:: TASK REQUIREMENTS ::
Wherever a line in the data below holds "certificate", copy that line.

:: TASK INPUTS ::
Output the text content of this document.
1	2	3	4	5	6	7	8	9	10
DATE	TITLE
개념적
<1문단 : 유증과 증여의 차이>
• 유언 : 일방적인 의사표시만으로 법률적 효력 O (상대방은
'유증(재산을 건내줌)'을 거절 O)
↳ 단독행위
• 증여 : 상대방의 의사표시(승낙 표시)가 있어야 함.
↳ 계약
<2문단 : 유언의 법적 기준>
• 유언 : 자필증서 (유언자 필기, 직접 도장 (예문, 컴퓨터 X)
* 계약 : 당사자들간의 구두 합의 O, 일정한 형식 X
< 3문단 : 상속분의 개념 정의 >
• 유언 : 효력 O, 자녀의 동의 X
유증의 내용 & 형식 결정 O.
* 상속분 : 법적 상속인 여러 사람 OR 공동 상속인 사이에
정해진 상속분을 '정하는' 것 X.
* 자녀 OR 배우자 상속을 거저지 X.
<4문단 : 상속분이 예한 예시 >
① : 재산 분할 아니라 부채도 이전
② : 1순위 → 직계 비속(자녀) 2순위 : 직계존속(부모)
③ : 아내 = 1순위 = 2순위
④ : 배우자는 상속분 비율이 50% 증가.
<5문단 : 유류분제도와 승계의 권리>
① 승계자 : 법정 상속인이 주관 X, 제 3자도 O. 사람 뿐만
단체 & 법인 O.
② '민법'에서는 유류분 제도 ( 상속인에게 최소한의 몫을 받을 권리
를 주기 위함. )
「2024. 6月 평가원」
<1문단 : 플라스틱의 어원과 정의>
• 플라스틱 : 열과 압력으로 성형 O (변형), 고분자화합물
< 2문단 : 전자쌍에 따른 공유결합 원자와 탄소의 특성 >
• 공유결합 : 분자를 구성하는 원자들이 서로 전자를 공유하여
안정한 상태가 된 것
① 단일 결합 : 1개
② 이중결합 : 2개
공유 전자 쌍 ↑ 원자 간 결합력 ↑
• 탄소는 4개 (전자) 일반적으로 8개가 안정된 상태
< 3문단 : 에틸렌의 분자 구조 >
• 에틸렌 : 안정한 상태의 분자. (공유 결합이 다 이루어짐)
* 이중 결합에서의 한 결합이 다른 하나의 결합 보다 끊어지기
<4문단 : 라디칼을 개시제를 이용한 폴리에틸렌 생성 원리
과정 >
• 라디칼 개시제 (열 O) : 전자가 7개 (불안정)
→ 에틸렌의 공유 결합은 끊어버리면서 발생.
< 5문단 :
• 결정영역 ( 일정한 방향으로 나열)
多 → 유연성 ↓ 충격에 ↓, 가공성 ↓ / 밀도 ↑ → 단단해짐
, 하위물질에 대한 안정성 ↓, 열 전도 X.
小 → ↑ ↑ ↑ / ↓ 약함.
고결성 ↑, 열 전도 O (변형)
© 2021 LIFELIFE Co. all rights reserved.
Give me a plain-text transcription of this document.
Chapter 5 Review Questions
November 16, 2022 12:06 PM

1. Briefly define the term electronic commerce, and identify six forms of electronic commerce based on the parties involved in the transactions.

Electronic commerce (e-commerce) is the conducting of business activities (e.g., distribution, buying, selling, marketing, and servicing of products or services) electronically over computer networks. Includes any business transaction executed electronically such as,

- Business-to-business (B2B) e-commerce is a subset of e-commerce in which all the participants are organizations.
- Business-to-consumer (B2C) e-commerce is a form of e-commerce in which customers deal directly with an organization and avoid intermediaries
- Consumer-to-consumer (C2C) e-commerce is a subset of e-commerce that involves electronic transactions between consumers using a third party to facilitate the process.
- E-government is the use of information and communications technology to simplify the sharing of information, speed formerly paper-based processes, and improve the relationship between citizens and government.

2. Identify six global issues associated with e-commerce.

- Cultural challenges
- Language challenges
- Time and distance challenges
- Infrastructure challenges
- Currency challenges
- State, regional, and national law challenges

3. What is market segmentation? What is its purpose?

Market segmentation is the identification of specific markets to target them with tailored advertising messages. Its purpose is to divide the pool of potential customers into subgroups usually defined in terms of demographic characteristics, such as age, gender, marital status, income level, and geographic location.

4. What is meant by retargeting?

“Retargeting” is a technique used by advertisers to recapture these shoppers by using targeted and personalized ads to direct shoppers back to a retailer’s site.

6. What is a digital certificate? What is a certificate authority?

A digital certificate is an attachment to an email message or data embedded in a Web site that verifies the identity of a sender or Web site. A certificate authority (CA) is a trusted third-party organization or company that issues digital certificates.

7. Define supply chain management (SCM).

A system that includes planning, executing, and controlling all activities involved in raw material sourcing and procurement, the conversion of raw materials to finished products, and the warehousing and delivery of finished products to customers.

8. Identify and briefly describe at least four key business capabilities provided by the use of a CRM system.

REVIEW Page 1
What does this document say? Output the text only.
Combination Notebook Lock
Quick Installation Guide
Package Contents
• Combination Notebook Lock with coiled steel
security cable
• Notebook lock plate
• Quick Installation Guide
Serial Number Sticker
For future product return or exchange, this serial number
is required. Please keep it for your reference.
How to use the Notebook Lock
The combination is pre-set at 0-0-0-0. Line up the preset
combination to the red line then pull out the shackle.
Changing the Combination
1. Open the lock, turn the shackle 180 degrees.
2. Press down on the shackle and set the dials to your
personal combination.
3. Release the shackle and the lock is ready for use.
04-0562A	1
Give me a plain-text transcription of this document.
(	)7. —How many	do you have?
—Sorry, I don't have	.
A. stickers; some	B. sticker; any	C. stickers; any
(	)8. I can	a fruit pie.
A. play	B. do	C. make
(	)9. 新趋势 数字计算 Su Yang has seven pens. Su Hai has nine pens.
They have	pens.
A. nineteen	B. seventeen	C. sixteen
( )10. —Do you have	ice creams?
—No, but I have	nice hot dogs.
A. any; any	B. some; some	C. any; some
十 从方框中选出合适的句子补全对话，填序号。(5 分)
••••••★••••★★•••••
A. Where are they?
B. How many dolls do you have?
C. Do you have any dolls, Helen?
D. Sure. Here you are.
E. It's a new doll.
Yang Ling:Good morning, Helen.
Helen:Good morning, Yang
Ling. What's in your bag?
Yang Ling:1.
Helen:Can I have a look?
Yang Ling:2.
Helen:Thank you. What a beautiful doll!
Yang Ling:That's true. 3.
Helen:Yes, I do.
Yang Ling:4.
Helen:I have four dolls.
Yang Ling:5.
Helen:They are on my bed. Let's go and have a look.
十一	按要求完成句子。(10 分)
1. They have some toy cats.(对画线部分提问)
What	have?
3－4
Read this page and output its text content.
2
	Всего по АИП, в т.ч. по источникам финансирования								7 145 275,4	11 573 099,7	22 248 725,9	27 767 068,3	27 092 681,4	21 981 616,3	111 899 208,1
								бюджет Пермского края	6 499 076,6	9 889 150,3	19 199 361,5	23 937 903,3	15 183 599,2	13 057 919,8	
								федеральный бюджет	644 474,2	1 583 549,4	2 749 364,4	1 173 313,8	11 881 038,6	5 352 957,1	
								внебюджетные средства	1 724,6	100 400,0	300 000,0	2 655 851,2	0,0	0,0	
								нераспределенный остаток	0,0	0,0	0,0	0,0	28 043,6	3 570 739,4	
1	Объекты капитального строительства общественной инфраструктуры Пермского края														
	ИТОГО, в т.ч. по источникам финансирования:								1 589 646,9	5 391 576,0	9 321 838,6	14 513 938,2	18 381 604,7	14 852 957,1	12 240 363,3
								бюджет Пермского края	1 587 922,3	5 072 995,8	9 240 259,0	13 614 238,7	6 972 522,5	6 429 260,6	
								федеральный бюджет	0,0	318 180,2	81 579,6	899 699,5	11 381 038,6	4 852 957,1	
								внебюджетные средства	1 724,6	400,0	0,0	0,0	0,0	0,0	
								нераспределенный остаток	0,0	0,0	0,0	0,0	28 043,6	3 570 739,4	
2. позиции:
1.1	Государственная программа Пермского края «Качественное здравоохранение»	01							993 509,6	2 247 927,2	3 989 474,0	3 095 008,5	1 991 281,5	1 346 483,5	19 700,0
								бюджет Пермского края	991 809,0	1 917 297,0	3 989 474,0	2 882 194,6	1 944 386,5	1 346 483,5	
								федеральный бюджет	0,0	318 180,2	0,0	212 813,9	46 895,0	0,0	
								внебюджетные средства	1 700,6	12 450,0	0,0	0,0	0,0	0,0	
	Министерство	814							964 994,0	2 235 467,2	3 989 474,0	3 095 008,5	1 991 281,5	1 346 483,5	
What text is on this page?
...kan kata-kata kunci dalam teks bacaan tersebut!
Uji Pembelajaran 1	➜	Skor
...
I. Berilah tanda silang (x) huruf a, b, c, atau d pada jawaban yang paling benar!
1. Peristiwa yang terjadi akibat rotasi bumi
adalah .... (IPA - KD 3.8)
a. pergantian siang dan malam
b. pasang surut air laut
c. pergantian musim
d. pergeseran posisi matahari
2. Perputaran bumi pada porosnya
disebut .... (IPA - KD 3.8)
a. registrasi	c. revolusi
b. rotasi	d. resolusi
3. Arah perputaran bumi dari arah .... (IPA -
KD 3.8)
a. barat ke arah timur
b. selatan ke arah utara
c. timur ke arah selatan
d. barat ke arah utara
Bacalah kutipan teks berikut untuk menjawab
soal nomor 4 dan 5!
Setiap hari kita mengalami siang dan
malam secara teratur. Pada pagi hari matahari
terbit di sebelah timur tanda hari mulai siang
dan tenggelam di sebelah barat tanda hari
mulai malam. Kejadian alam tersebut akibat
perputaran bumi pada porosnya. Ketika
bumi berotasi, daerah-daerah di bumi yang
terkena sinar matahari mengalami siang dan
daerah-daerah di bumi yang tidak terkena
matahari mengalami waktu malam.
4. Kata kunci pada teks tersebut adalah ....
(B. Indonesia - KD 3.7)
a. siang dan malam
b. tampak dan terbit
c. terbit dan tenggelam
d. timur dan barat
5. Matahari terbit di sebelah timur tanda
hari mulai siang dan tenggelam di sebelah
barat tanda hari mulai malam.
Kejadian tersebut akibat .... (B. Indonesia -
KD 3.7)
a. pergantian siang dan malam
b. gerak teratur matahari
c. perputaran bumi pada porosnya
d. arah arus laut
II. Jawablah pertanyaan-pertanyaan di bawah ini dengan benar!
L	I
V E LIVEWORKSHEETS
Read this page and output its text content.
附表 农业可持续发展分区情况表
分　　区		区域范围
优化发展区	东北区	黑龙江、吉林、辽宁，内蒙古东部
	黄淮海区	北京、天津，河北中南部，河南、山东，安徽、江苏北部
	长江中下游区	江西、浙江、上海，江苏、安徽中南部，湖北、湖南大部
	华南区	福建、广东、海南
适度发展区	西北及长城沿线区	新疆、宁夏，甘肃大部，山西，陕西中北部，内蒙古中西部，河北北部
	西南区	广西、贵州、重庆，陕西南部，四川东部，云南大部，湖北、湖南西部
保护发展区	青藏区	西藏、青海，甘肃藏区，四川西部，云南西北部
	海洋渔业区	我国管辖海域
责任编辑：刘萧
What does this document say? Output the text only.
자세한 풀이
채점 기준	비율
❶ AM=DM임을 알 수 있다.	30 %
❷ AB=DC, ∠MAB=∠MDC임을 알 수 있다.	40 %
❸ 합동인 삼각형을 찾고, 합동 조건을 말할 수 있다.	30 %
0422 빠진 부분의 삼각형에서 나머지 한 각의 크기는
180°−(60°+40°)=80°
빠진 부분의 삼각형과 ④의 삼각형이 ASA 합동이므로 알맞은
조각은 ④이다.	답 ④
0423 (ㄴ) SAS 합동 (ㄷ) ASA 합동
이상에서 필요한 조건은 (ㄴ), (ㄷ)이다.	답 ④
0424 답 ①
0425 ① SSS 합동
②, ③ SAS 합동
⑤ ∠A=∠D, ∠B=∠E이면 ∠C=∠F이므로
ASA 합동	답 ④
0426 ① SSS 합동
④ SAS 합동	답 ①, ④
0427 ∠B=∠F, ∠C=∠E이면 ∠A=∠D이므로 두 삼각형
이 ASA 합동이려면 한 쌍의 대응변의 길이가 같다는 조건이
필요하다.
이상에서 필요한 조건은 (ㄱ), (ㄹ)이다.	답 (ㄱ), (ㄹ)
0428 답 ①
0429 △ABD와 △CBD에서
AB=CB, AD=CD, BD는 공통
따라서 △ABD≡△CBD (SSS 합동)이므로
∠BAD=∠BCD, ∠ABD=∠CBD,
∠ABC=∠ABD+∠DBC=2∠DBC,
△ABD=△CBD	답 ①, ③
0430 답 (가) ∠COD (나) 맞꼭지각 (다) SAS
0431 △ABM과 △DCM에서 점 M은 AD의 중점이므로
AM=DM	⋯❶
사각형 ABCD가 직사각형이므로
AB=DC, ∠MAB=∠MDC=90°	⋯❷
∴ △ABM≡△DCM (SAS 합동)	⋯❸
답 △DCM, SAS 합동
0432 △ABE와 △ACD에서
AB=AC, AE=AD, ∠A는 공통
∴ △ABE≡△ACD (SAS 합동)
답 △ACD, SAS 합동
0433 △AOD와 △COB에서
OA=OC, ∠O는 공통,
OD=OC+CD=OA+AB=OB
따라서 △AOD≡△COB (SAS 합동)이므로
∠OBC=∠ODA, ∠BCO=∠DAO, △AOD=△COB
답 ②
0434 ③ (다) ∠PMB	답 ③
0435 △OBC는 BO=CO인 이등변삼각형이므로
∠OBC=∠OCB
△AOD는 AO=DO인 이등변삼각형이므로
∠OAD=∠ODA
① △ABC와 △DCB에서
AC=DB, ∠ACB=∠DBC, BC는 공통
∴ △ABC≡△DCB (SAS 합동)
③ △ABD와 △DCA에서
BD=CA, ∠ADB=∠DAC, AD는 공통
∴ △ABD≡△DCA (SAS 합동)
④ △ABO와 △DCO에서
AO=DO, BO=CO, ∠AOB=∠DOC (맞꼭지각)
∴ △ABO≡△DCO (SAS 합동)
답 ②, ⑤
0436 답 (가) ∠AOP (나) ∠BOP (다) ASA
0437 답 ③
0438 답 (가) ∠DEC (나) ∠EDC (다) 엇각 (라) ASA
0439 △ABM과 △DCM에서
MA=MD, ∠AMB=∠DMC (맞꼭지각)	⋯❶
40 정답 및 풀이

:: THE OUTPUT ::
6. What is a digital certificate? What is a certificate authority?
A digital certificate is an attachment to an email message or data embedded in a Web site that verifies the identity of a sender or Web site. A certificate authority (CA) is a trusted third-party organization or company that issues digital certificates.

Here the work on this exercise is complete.